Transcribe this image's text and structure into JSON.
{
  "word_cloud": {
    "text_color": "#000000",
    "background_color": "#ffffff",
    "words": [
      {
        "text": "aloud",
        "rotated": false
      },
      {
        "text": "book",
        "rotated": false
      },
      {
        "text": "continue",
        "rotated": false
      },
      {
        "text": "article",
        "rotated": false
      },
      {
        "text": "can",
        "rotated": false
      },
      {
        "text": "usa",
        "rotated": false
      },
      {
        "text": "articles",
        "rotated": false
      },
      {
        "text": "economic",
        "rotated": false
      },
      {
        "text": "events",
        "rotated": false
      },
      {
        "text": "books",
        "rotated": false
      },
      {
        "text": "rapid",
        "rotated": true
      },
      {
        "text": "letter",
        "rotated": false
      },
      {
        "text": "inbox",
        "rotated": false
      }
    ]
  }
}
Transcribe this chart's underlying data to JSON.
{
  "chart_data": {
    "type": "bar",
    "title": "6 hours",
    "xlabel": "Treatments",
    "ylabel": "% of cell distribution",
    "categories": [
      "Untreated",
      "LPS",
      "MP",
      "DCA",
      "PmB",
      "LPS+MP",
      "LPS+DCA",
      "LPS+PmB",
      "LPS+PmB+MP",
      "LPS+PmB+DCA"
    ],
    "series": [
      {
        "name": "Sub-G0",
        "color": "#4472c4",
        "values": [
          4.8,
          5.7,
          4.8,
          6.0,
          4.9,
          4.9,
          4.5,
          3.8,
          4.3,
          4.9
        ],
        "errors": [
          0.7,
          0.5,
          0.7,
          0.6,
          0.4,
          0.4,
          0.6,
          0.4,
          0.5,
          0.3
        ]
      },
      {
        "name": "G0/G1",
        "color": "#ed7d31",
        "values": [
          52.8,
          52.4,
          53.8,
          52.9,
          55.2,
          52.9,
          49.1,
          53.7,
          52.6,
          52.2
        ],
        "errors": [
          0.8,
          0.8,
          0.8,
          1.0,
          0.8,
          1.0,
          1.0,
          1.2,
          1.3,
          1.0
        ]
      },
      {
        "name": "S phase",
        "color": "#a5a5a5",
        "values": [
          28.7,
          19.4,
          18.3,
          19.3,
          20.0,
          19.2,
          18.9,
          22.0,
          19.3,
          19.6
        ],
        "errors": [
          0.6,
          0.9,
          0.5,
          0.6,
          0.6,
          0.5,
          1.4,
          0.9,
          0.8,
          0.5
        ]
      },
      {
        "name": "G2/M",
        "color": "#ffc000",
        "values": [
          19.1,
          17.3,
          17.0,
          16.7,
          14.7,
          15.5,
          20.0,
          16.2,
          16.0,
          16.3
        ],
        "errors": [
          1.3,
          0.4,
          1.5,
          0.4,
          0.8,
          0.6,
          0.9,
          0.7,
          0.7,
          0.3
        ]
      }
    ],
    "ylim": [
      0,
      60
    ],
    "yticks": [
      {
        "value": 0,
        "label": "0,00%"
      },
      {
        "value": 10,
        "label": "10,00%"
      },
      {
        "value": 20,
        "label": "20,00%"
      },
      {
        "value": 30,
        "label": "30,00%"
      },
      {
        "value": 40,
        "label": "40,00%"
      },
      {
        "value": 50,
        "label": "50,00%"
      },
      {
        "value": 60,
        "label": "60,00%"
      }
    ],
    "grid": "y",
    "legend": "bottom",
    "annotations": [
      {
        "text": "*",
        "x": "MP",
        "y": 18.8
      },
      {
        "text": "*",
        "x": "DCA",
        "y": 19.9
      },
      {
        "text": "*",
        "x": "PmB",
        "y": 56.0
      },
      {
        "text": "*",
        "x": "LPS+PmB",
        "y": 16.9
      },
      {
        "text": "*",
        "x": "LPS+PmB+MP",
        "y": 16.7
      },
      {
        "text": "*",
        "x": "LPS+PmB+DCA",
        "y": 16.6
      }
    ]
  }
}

* * * *

Exercise aim
Write out each line of the data above again, exactly as given.

Answer to this problem
Transcribe this image's text and structure into JSON.
{
  "word_cloud": {
    "text_color": "#000000",
    "background_color": "#ffffff",
    "words": [
      {
        "text": "aloud",
        "rotated": false
      },
      {
        "text": "book",
        "rotated": false
      },
      {
        "text": "continue",
        "rotated": false
      },
      {
        "text": "article",
        "rotated": false
      },
      {
        "text": "can",
        "rotated": false
      },
      {
        "text": "usa",
        "rotated": false
      },
      {
        "text": "articles",
        "rotated": false
      },
      {
        "text": "economic",
        "rotated": false
      },
      {
        "text": "events",
        "rotated": false
      },
      {
        "text": "books",
        "rotated": false
      },
      {
        "text": "rapid",
        "rotated": true
      },
      {
        "text": "letter",
        "rotated": false
      },
      {
        "text": "inbox",
        "rotated": false
      }
    ]
  }
}
Transcribe this chart's underlying data to JSON.
{
  "chart_data": {
    "type": "bar",
    "title": "6 hours",
    "xlabel": "Treatments",
    "ylabel": "% of cell distribution",
    "categories": [
      "Untreated",
      "LPS",
      "MP",
      "DCA",
      "PmB",
      "LPS+MP",
      "LPS+DCA",
      "LPS+PmB",
      "LPS+PmB+MP",
      "LPS+PmB+DCA"
    ],
    "series": [
      {
        "name": "Sub-G0",
        "color": "#4472c4",
        "values": [
          4.8,
          5.7,
          4.8,
          6.0,
          4.9,
          4.9,
          4.5,
          3.8,
          4.3,
          4.9
        ],
        "errors": [
          0.7,
          0.5,
          0.7,
          0.6,
          0.4,
          0.4,
          0.6,
          0.4,
          0.5,
          0.3
        ]
      },
      {
        "name": "G0/G1",
        "color": "#ed7d31",
        "values": [
          52.8,
          52.4,
          53.8,
          52.9,
          55.2,
          52.9,
          49.1,
          53.7,
          52.6,
          52.2
        ],
        "errors": [
          0.8,
          0.8,
          0.8,
          1.0,
          0.8,
          1.0,
          1.0,
          1.2,
          1.3,
          1.0
        ]
      },
      {
        "name": "S phase",
        "color": "#a5a5a5",
        "values": [
          28.7,
          19.4,
          18.3,
          19.3,
          20.0,
          19.2,
          18.9,
          22.0,
          19.3,
          19.6
        ],
        "errors": [
          0.6,
          0.9,
          0.5,
          0.6,
          0.6,
          0.5,
          1.4,
          0.9,
          0.8,
          0.5
        ]
      },
      {
        "name": "G2/M",
        "color": "#ffc000",
        "values": [
          19.1,
          17.3,
          17.0,
          16.7,
          14.7,
          15.5,
          20.0,
          16.2,
          16.0,
          16.3
        ],
        "errors": [
          1.3,
          0.4,
          1.5,
          0.4,
          0.8,
          0.6,
          0.9,
          0.7,
          0.7,
          0.3
        ]
      }
    ],
    "ylim": [
      0,
      60
    ],
    "yticks": [
      {
        "value": 0,
        "label": "0,00%"
      },
      {
        "value": 10,
        "label": "10,00%"
      },
      {
        "value": 20,
        "label": "20,00%"
      },
      {
        "value": 30,
        "label": "30,00%"
      },
      {
        "value": 40,
        "label": "40,00%"
      },
      {
        "value": 50,
        "label": "50,00%"
      },
      {
        "value": 60,
        "label": "60,00%"
      }
    ],
    "grid": "y",
    "legend": "bottom",
    "annotations": [
      {
        "text": "*",
        "x": "MP",
        "y": 18.8
      },
      {
        "text": "*",
        "x": "DCA",
        "y": 19.9
      },
      {
        "text": "*",
        "x": "PmB",
        "y": 56.0
      },
      {
        "text": "*",
        "x": "LPS+PmB",
        "y": 16.9
      },
      {
        "text": "*",
        "x": "LPS+PmB+MP",
        "y": 16.7
      },
      {
        "text": "*",
        "x": "LPS+PmB+DCA",
        "y": 16.6
      }
    ]
  }
}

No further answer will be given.